### Records about charts and figures
════

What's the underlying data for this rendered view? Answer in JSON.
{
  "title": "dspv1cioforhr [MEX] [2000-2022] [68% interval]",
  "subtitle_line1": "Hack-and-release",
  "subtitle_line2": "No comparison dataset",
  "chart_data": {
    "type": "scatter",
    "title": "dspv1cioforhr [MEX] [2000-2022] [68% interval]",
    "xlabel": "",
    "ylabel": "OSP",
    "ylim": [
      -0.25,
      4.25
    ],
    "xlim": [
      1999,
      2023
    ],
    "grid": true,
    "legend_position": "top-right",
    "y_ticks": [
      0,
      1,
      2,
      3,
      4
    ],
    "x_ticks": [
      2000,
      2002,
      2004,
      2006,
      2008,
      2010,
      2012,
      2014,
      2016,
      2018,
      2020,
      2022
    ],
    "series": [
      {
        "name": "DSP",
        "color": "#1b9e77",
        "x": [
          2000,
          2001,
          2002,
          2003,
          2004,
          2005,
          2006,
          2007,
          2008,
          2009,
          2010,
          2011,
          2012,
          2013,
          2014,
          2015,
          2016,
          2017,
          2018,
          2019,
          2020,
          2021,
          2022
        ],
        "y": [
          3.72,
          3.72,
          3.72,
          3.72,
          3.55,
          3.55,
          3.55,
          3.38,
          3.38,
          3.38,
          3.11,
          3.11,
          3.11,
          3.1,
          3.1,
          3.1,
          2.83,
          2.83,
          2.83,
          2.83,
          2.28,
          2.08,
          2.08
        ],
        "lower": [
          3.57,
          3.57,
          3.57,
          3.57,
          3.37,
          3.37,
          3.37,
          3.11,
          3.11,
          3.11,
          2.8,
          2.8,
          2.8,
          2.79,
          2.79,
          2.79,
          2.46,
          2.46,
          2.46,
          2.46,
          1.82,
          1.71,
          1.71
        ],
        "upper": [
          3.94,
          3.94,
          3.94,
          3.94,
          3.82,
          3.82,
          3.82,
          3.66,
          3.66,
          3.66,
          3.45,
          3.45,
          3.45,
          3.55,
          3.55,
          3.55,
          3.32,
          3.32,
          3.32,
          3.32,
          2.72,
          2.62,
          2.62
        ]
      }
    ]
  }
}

════

### WHAT THE EXERCISE ASKS
Check every line of the data above for the string "interval", and copy those that have it.

### OUTPUT
  "title": "dspv1cioforhr [MEX] [2000-2022] [68% interval]",
    "title": "dspv1cioforhr [MEX] [2000-2022] [68% interval]",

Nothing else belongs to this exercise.